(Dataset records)
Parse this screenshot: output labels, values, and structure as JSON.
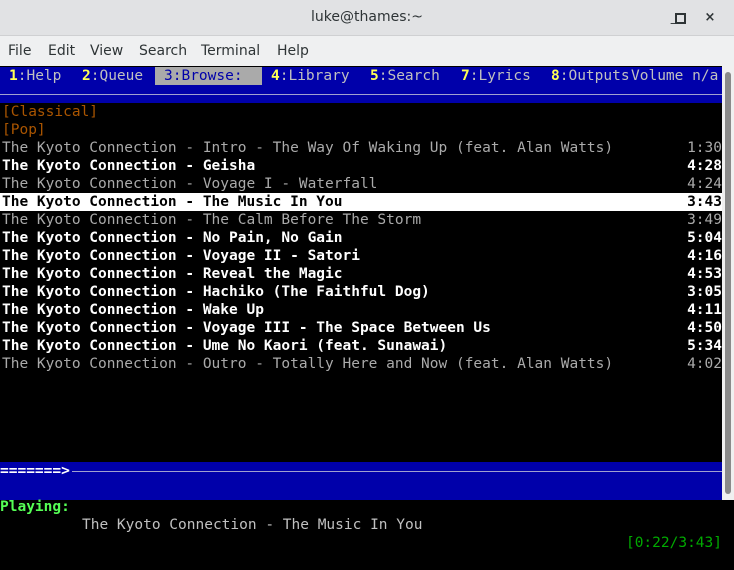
{
  "window": {
    "title": "luke@thames:~",
    "controls": {
      "minimize": "_",
      "maximize": "□",
      "close": "×"
    }
  },
  "menubar": [
    "File",
    "Edit",
    "View",
    "Search",
    "Terminal",
    "Help"
  ],
  "tabs": [
    {
      "key": "1",
      "label": ":Help"
    },
    {
      "key": "2",
      "label": ":Queue"
    },
    {
      "key": "3",
      "label": ":Browse:  ",
      "active": true
    },
    {
      "key": "4",
      "label": ":Library"
    },
    {
      "key": "5",
      "label": ":Search"
    },
    {
      "key": "7",
      "label": ":Lyrics"
    },
    {
      "key": "8",
      "label": ":Outputs"
    }
  ],
  "volume": "Volume n/a",
  "categories": [
    "[Classical]",
    "[Pop]"
  ],
  "tracks": [
    {
      "artist": "The Kyoto Connection",
      "sep": " - ",
      "title": "Intro - The Way Of Waking Up (feat. Alan Watts)",
      "duration": "1:30",
      "style": "dim"
    },
    {
      "artist": "The Kyoto Connection",
      "sep": " - ",
      "title": "Geisha",
      "duration": "4:28",
      "style": "bold"
    },
    {
      "artist": "The Kyoto Connection",
      "sep": " - ",
      "title": "Voyage I - Waterfall",
      "duration": "4:24",
      "style": "dim"
    },
    {
      "artist": "The Kyoto Connection",
      "sep": " - ",
      "title": "The Music In You",
      "duration": "3:43",
      "style": "sel"
    },
    {
      "artist": "The Kyoto Connection",
      "sep": " - ",
      "title": "The Calm Before The Storm",
      "duration": "3:49",
      "style": "dim"
    },
    {
      "artist": "The Kyoto Connection",
      "sep": " - ",
      "title": "No Pain, No Gain",
      "duration": "5:04",
      "style": "bold"
    },
    {
      "artist": "The Kyoto Connection",
      "sep": " - ",
      "title": "Voyage II - Satori",
      "duration": "4:16",
      "style": "bold"
    },
    {
      "artist": "The Kyoto Connection",
      "sep": " - ",
      "title": "Reveal the Magic",
      "duration": "4:53",
      "style": "bold"
    },
    {
      "artist": "The Kyoto Connection",
      "sep": " - ",
      "title": "Hachiko (The Faithful Dog)",
      "duration": "3:05",
      "style": "bold"
    },
    {
      "artist": "The Kyoto Connection",
      "sep": " - ",
      "title": "Wake Up",
      "duration": "4:11",
      "style": "bold"
    },
    {
      "artist": "The Kyoto Connection",
      "sep": " - ",
      "title": "Voyage III - The Space Between Us",
      "duration": "4:50",
      "style": "bold"
    },
    {
      "artist": "The Kyoto Connection",
      "sep": " - ",
      "title": "Ume No Kaori (feat. Sunawai)",
      "duration": "5:34",
      "style": "bold"
    },
    {
      "artist": "The Kyoto Connection",
      "sep": " - ",
      "title": "Outro - Totally Here and Now (feat. Alan Watts)",
      "duration": "4:02",
      "style": "dim"
    }
  ],
  "progress": {
    "bar_text": "=======>",
    "fraction": 0.099
  },
  "status": {
    "label": "Playing:",
    "now_playing": "The Kyoto Connection - The Music In You",
    "time": "[0:22/3:43]"
  }
}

◆ Exercise directions
Output the entries above exactly, without their pictures.

◆ Task response
Parse this screenshot: output labels, values, and structure as JSON.
{
  "window": {
    "title": "luke@thames:~",
    "controls": {
      "minimize": "_",
      "maximize": "□",
      "close": "×"
    }
  },
  "menubar": [
    "File",
    "Edit",
    "View",
    "Search",
    "Terminal",
    "Help"
  ],
  "tabs": [
    {
      "key": "1",
      "label": ":Help"
    },
    {
      "key": "2",
      "label": ":Queue"
    },
    {
      "key": "3",
      "label": ":Browse:  ",
      "active": true
    },
    {
      "key": "4",
      "label": ":Library"
    },
    {
      "key": "5",
      "label": ":Search"
    },
    {
      "key": "7",
      "label": ":Lyrics"
    },
    {
      "key": "8",
      "label": ":Outputs"
    }
  ],
  "volume": "Volume n/a",
  "categories": [
    "[Classical]",
    "[Pop]"
  ],
  "tracks": [
    {
      "artist": "The Kyoto Connection",
      "sep": " - ",
      "title": "Intro - The Way Of Waking Up (feat. Alan Watts)",
      "duration": "1:30",
      "style": "dim"
    },
    {
      "artist": "The Kyoto Connection",
      "sep": " - ",
      "title": "Geisha",
      "duration": "4:28",
      "style": "bold"
    },
    {
      "artist": "The Kyoto Connection",
      "sep": " - ",
      "title": "Voyage I - Waterfall",
      "duration": "4:24",
      "style": "dim"
    },
    {
      "artist": "The Kyoto Connection",
      "sep": " - ",
      "title": "The Music In You",
      "duration": "3:43",
      "style": "sel"
    },
    {
      "artist": "The Kyoto Connection",
      "sep": " - ",
      "title": "The Calm Before The Storm",
      "duration": "3:49",
      "style": "dim"
    },
    {
      "artist": "The Kyoto Connection",
      "sep": " - ",
      "title": "No Pain, No Gain",
      "duration": "5:04",
      "style": "bold"
    },
    {
      "artist": "The Kyoto Connection",
      "sep": " - ",
      "title": "Voyage II - Satori",
      "duration": "4:16",
      "style": "bold"
    },
    {
      "artist": "The Kyoto Connection",
      "sep": " - ",
      "title": "Reveal the Magic",
      "duration": "4:53",
      "style": "bold"
    },
    {
      "artist": "The Kyoto Connection",
      "sep": " - ",
      "title": "Hachiko (The Faithful Dog)",
      "duration": "3:05",
      "style": "bold"
    },
    {
      "artist": "The Kyoto Connection",
      "sep": " - ",
      "title": "Wake Up",
      "duration": "4:11",
      "style": "bold"
    },
    {
      "artist": "The Kyoto Connection",
      "sep": " - ",
      "title": "Voyage III - The Space Between Us",
      "duration": "4:50",
      "style": "bold"
    },
    {
      "artist": "The Kyoto Connection",
      "sep": " - ",
      "title": "Ume No Kaori (feat. Sunawai)",
      "duration": "5:34",
      "style": "bold"
    },
    {
      "artist": "The Kyoto Connection",
      "sep": " - ",
      "title": "Outro - Totally Here and Now (feat. Alan Watts)",
      "duration": "4:02",
      "style": "dim"
    }
  ],
  "progress": {
    "bar_text": "=======>",
    "fraction": 0.099
  },
  "status": {
    "label": "Playing:",
    "now_playing": "The Kyoto Connection - The Music In You",
    "time": "[0:22/3:43]"
  }
}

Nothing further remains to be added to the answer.